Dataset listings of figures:
::::::::::

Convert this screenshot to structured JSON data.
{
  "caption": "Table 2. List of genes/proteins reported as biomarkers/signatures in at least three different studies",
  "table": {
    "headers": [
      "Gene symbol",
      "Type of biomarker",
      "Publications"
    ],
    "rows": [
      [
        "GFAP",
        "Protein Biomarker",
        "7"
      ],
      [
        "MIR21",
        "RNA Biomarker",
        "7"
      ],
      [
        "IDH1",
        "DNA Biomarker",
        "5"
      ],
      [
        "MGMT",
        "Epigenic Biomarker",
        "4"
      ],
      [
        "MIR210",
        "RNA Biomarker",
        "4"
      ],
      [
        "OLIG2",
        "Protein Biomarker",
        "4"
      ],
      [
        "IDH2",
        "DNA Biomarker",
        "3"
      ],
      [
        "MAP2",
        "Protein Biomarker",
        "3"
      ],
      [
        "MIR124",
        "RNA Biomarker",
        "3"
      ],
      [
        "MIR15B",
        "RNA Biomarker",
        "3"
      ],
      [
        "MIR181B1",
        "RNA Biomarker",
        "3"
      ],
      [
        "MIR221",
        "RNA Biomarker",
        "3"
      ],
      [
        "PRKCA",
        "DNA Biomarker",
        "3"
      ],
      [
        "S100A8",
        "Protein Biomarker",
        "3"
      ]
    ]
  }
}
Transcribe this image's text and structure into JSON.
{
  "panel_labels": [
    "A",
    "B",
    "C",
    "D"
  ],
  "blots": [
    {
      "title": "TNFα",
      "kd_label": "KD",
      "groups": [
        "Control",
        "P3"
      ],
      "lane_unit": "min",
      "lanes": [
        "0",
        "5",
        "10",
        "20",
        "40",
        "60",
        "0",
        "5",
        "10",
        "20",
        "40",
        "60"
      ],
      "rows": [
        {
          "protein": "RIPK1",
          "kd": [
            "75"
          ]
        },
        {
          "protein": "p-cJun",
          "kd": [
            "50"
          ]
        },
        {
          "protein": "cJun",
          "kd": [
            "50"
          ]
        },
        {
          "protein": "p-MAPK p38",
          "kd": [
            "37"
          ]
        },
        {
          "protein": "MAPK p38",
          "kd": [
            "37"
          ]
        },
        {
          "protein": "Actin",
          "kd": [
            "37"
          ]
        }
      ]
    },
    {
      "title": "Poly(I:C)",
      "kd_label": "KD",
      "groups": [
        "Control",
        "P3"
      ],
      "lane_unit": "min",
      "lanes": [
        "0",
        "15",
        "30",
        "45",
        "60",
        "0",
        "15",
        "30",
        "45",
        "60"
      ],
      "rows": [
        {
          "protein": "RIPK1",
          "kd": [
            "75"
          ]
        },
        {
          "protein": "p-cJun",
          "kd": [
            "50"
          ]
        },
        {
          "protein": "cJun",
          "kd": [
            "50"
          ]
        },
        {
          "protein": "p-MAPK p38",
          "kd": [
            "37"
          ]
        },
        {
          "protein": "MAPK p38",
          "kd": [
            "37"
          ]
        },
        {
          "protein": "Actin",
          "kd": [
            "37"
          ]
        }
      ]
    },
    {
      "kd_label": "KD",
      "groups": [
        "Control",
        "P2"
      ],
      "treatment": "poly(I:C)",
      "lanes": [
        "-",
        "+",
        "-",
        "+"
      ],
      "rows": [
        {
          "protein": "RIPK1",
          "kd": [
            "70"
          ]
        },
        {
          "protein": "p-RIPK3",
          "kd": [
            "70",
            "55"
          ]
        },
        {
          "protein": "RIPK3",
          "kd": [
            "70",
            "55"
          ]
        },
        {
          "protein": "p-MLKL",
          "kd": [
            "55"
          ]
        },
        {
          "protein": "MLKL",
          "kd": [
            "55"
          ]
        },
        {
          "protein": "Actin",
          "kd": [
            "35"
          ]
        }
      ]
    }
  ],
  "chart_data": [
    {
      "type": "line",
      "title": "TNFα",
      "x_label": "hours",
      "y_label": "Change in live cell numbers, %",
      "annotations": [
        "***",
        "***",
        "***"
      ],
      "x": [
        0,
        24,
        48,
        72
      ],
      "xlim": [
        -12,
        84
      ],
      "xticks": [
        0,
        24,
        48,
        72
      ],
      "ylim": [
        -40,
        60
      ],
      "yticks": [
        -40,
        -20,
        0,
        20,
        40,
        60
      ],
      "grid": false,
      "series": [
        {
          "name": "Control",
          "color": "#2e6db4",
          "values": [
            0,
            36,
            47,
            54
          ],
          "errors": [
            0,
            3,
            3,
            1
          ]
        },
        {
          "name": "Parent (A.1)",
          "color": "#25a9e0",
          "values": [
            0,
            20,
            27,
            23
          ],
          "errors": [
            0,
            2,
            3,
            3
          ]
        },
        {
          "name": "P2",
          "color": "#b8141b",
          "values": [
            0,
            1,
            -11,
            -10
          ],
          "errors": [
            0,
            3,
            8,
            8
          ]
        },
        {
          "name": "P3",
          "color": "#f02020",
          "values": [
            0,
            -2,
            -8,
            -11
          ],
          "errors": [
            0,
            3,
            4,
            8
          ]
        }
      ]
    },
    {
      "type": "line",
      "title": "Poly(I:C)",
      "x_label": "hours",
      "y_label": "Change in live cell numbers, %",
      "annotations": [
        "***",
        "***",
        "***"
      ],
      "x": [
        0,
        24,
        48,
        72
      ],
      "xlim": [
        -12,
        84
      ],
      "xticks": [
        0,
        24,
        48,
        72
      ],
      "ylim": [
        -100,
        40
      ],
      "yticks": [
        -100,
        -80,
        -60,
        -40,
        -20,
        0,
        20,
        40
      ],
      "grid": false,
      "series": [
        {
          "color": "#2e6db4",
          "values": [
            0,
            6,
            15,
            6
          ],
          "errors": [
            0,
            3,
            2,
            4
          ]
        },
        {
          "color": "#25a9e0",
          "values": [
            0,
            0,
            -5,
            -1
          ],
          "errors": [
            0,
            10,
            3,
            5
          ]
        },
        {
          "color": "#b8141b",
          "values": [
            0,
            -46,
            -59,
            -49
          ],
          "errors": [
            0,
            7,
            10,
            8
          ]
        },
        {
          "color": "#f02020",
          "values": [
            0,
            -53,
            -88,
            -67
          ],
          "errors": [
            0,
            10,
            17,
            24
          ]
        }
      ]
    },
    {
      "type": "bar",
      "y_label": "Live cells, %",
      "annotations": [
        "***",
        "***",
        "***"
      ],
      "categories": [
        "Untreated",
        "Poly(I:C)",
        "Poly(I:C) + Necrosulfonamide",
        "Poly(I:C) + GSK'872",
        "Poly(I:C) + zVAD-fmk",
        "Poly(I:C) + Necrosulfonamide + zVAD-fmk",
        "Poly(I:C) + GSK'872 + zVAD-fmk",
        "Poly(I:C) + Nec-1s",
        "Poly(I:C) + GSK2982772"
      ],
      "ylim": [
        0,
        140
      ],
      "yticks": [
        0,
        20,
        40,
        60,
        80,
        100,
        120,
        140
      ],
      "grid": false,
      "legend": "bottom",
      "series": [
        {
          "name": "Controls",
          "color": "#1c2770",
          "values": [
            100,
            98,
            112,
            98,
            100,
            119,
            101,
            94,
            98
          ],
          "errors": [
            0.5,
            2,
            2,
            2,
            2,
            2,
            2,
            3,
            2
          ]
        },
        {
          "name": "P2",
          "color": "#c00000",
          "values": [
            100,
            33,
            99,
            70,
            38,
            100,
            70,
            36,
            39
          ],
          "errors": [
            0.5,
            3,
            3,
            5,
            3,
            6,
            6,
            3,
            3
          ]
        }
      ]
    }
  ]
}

::::::::::

**What to work on:** How many of the lines above include the string "Necrosulfonamide"? Only the number should be written.

**Exercise output:** 2